### Задание:
Замените во всем списке «y-tick-label» на «y-axis-label», больше ничего не трогая, и выпишите список заново без картинок.
== Исходные данные
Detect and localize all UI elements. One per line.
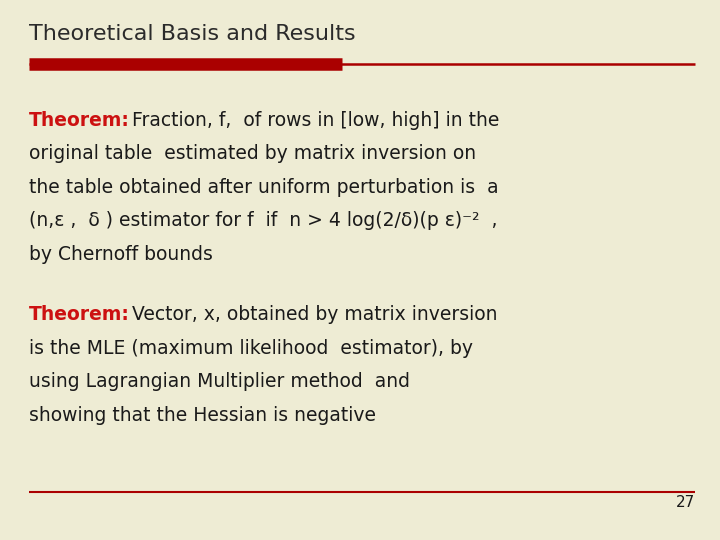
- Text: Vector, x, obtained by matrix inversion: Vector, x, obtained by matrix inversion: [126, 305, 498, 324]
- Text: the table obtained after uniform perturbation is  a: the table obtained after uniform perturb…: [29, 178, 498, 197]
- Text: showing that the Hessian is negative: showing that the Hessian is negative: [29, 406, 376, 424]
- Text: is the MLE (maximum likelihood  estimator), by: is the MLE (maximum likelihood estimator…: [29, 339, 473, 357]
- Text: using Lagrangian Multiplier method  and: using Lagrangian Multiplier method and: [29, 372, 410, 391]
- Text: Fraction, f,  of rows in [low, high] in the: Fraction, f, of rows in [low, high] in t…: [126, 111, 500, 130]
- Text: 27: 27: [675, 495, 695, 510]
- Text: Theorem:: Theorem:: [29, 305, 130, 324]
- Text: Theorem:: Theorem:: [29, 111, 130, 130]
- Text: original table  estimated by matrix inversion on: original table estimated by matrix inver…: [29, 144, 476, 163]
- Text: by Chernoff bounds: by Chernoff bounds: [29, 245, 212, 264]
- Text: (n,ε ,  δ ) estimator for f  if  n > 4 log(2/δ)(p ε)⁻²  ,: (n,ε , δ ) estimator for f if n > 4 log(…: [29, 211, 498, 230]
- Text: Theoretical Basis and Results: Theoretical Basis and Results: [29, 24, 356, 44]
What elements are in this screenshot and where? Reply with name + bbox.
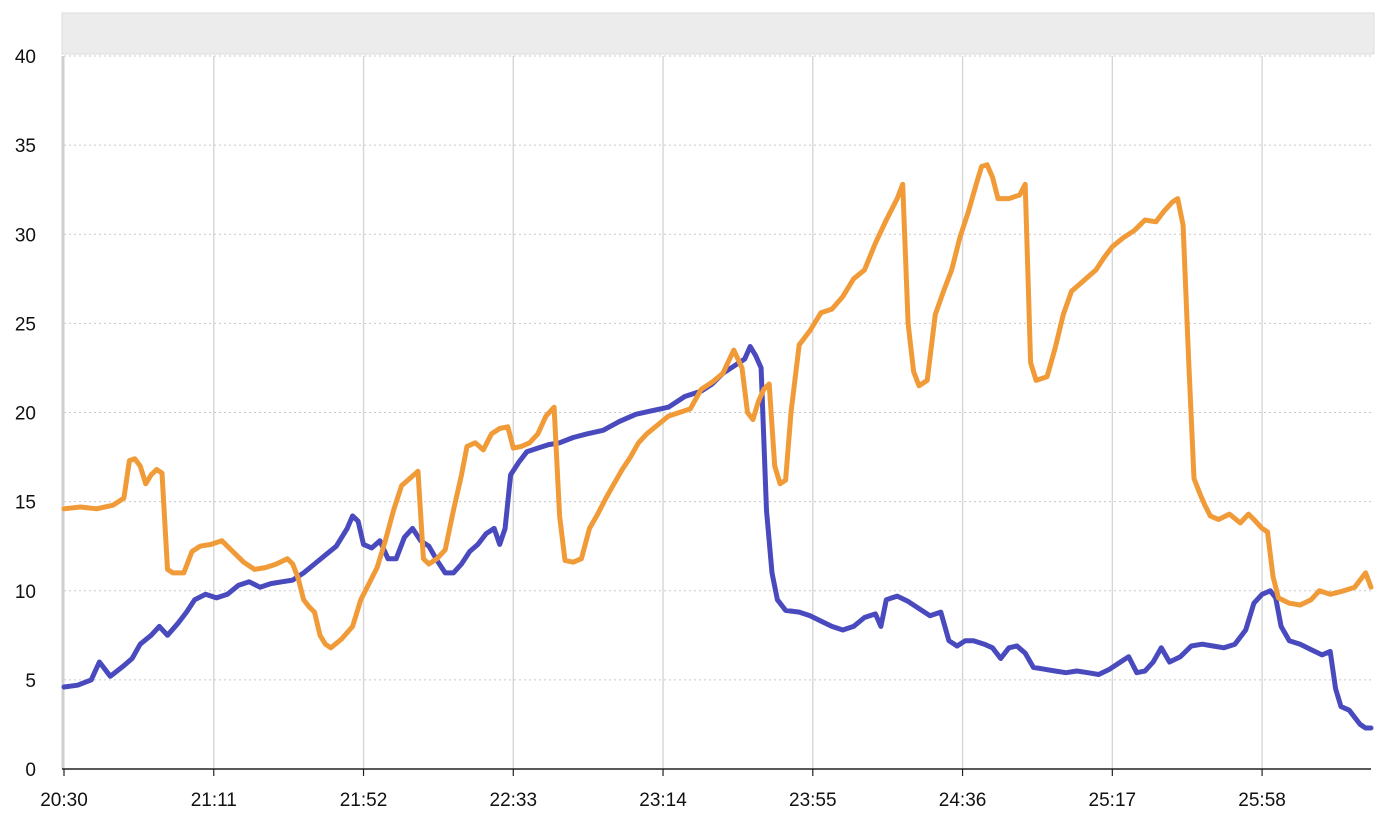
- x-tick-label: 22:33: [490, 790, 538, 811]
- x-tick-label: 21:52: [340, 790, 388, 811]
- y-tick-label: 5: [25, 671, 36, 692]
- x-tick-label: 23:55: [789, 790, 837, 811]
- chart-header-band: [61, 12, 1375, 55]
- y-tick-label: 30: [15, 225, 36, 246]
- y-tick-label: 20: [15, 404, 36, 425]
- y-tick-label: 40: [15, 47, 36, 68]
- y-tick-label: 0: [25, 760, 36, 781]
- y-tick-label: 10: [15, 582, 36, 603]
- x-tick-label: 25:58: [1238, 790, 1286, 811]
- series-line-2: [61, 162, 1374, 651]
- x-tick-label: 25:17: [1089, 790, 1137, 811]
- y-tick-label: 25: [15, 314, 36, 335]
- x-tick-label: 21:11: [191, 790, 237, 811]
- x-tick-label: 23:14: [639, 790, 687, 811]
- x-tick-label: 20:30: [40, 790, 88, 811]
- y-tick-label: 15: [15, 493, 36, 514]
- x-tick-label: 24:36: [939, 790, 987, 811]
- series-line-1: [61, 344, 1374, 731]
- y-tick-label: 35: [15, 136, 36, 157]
====
### Ответ:
Detect and localize all UI elements. One per line.
- Text: Vector, x, obtained by matrix inversion: Vector, x, obtained by matrix inversion: [126, 305, 498, 324]
- Text: the table obtained after uniform perturbation is  a: the table obtained after uniform perturb…: [29, 178, 498, 197]
- Text: showing that the Hessian is negative: showing that the Hessian is negative: [29, 406, 376, 424]
- Text: is the MLE (maximum likelihood  estimator), by: is the MLE (maximum likelihood estimator…: [29, 339, 473, 357]
- Text: using Lagrangian Multiplier method  and: using Lagrangian Multiplier method and: [29, 372, 410, 391]
- Text: Fraction, f,  of rows in [low, high] in the: Fraction, f, of rows in [low, high] in t…: [126, 111, 500, 130]
- Text: 27: 27: [675, 495, 695, 510]
- Text: Theorem:: Theorem:: [29, 305, 130, 324]
- Text: Theorem:: Theorem:: [29, 111, 130, 130]
- Text: original table  estimated by matrix inversion on: original table estimated by matrix inver…: [29, 144, 476, 163]
- Text: by Chernoff bounds: by Chernoff bounds: [29, 245, 212, 264]
- Text: (n,ε ,  δ ) estimator for f  if  n > 4 log(2/δ)(p ε)⁻²  ,: (n,ε , δ ) estimator for f if n > 4 log(…: [29, 211, 498, 230]
- Text: Theoretical Basis and Results: Theoretical Basis and Results: [29, 24, 356, 44]
What elements are in this screenshot and where? Reply with name + bbox.
- x-tick-label: 22:33: [490, 790, 538, 811]
- x-tick-label: 21:52: [340, 790, 388, 811]
- y-axis-label: 5: [25, 671, 36, 692]
- x-tick-label: 23:55: [789, 790, 837, 811]
- chart-header-band: [61, 12, 1375, 55]
- y-axis-label: 30: [15, 225, 36, 246]
- y-axis-label: 20: [15, 404, 36, 425]
- y-axis-label: 40: [15, 47, 36, 68]
- y-axis-label: 0: [25, 760, 36, 781]
- y-axis-label: 10: [15, 582, 36, 603]
- x-tick-label: 25:58: [1238, 790, 1286, 811]
- series-line-2: [61, 162, 1374, 651]
- x-tick-label: 25:17: [1089, 790, 1137, 811]
- y-axis-label: 25: [15, 314, 36, 335]
- x-tick-label: 21:11: [191, 790, 237, 811]
- x-tick-label: 23:14: [639, 790, 687, 811]
- x-tick-label: 20:30: [40, 790, 88, 811]
- y-axis-label: 15: [15, 493, 36, 514]
- x-tick-label: 24:36: [939, 790, 987, 811]
- series-line-1: [61, 344, 1374, 731]
- y-axis-label: 35: [15, 136, 36, 157]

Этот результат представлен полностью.